■ **Exercise description**: With the pictures left out, copy the listing below exactly.

## Begin Given data

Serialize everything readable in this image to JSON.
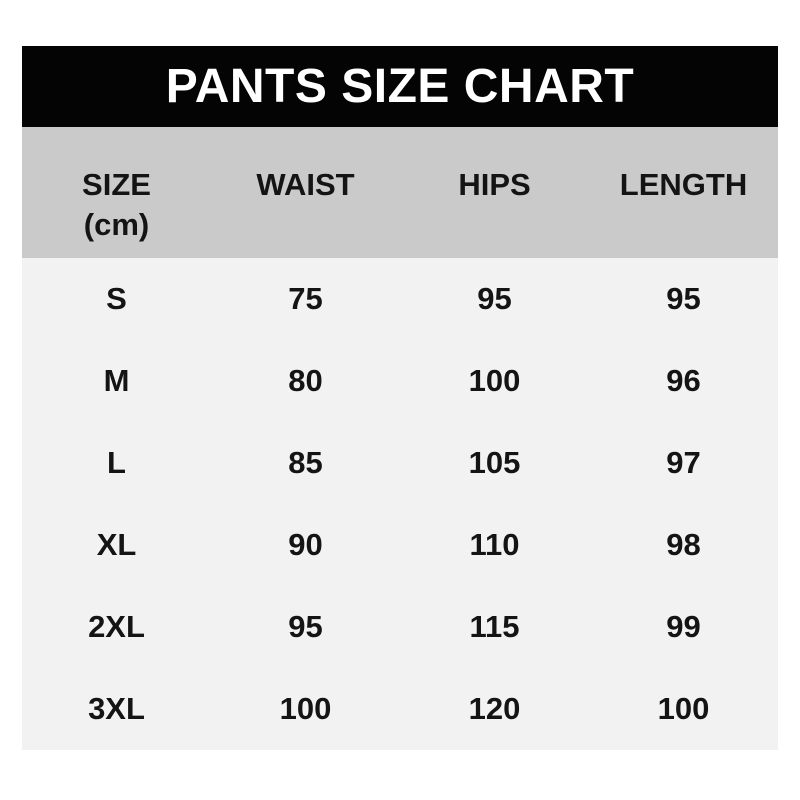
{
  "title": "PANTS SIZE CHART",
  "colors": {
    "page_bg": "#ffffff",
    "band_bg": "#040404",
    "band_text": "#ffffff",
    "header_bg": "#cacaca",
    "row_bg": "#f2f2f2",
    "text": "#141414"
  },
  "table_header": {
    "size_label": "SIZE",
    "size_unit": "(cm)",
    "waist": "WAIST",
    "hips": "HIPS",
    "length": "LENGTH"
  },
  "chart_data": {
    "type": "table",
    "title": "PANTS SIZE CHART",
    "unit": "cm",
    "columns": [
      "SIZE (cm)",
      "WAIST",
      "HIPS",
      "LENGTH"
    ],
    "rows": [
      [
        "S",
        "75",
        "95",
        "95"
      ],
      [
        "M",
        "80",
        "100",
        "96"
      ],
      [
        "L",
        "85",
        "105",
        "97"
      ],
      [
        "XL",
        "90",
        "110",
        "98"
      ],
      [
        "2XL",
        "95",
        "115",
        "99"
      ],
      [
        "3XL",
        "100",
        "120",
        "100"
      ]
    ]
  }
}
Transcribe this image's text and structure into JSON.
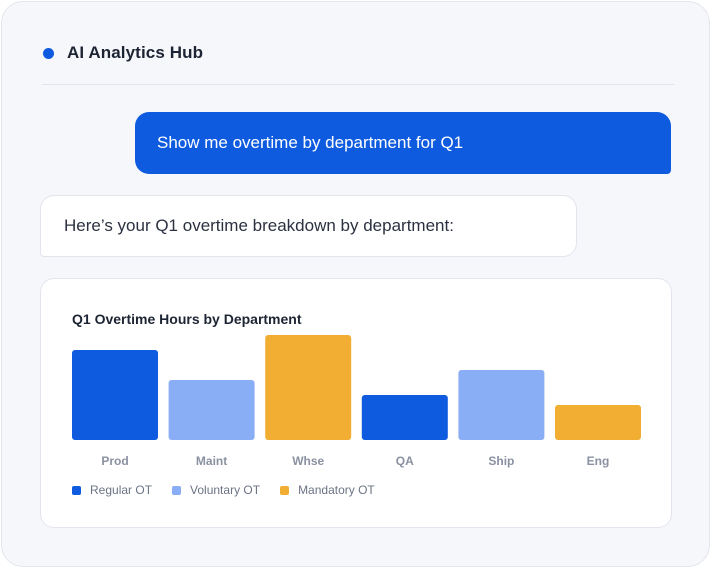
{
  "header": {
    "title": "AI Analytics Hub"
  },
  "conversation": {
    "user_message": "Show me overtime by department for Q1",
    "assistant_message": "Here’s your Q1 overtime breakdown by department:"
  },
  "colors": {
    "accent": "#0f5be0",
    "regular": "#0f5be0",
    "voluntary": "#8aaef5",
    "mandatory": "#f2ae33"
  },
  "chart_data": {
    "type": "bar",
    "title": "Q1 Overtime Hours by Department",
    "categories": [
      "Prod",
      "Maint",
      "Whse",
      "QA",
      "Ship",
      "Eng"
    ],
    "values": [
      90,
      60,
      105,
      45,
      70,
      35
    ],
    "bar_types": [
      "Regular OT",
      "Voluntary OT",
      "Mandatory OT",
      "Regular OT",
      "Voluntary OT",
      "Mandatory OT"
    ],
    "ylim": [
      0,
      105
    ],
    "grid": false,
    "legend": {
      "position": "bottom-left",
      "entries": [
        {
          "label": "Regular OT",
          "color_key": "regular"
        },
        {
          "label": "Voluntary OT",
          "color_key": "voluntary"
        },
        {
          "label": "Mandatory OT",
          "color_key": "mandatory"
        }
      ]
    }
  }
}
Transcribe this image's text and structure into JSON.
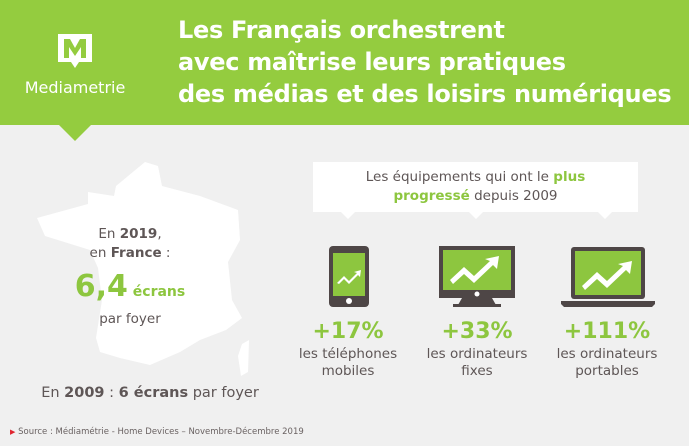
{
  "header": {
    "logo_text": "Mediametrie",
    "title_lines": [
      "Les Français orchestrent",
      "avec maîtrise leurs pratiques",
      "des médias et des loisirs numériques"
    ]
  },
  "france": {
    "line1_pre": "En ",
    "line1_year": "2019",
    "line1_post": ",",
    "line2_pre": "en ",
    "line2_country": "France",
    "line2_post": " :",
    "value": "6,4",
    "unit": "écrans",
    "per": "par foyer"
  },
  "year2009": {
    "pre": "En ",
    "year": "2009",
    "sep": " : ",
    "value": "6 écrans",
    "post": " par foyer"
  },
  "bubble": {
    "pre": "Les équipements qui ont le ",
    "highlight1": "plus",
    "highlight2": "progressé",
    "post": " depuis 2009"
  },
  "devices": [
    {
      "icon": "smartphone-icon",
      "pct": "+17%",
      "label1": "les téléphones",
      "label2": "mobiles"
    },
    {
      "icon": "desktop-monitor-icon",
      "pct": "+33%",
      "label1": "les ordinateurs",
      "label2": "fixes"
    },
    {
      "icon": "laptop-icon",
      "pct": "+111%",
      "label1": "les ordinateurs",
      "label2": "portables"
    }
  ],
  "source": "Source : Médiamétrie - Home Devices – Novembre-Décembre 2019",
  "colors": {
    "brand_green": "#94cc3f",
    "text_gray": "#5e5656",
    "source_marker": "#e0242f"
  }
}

## End Given data

■ **Written solution**:
Serialize everything readable in this image to JSON.
{
  "title": "PANTS SIZE CHART",
  "colors": {
    "page_bg": "#ffffff",
    "band_bg": "#040404",
    "band_text": "#ffffff",
    "header_bg": "#cacaca",
    "row_bg": "#f2f2f2",
    "text": "#141414"
  },
  "table_header": {
    "size_label": "SIZE",
    "size_unit": "(cm)",
    "waist": "WAIST",
    "hips": "HIPS",
    "length": "LENGTH"
  },
  "chart_data": {
    "type": "table",
    "title": "PANTS SIZE CHART",
    "unit": "cm",
    "columns": [
      "SIZE (cm)",
      "WAIST",
      "HIPS",
      "LENGTH"
    ],
    "rows": [
      [
        "S",
        "75",
        "95",
        "95"
      ],
      [
        "M",
        "80",
        "100",
        "96"
      ],
      [
        "L",
        "85",
        "105",
        "97"
      ],
      [
        "XL",
        "90",
        "110",
        "98"
      ],
      [
        "2XL",
        "95",
        "115",
        "99"
      ],
      [
        "3XL",
        "100",
        "120",
        "100"
      ]
    ]
  }
}
Transcribe this image's text and structure into JSON.
{
  "header": {
    "title": "AI Analytics Hub"
  },
  "conversation": {
    "user_message": "Show me overtime by department for Q1",
    "assistant_message": "Here’s your Q1 overtime breakdown by department:"
  },
  "colors": {
    "accent": "#0f5be0",
    "regular": "#0f5be0",
    "voluntary": "#8aaef5",
    "mandatory": "#f2ae33"
  },
  "chart_data": {
    "type": "bar",
    "title": "Q1 Overtime Hours by Department",
    "categories": [
      "Prod",
      "Maint",
      "Whse",
      "QA",
      "Ship",
      "Eng"
    ],
    "values": [
      90,
      60,
      105,
      45,
      70,
      35
    ],
    "bar_types": [
      "Regular OT",
      "Voluntary OT",
      "Mandatory OT",
      "Regular OT",
      "Voluntary OT",
      "Mandatory OT"
    ],
    "ylim": [
      0,
      105
    ],
    "grid": false,
    "legend": {
      "position": "bottom-left",
      "entries": [
        {
          "label": "Regular OT",
          "color_key": "regular"
        },
        {
          "label": "Voluntary OT",
          "color_key": "voluntary"
        },
        {
          "label": "Mandatory OT",
          "color_key": "mandatory"
        }
      ]
    }
  }
}
Transcribe this image's text and structure into JSON.
{
  "header": {
    "logo_text": "Mediametrie",
    "title_lines": [
      "Les Français orchestrent",
      "avec maîtrise leurs pratiques",
      "des médias et des loisirs numériques"
    ]
  },
  "france": {
    "line1_pre": "En ",
    "line1_year": "2019",
    "line1_post": ",",
    "line2_pre": "en ",
    "line2_country": "France",
    "line2_post": " :",
    "value": "6,4",
    "unit": "écrans",
    "per": "par foyer"
  },
  "year2009": {
    "pre": "En ",
    "year": "2009",
    "sep": " : ",
    "value": "6 écrans",
    "post": " par foyer"
  },
  "bubble": {
    "pre": "Les équipements qui ont le ",
    "highlight1": "plus",
    "highlight2": "progressé",
    "post": " depuis 2009"
  },
  "devices": [
    {
      "icon": "smartphone-icon",
      "pct": "+17%",
      "label1": "les téléphones",
      "label2": "mobiles"
    },
    {
      "icon": "desktop-monitor-icon",
      "pct": "+33%",
      "label1": "les ordinateurs",
      "label2": "fixes"
    },
    {
      "icon": "laptop-icon",
      "pct": "+111%",
      "label1": "les ordinateurs",
      "label2": "portables"
    }
  ],
  "source": "Source : Médiamétrie - Home Devices – Novembre-Décembre 2019",
  "colors": {
    "brand_green": "#94cc3f",
    "text_gray": "#5e5656",
    "source_marker": "#e0242f"
  }
}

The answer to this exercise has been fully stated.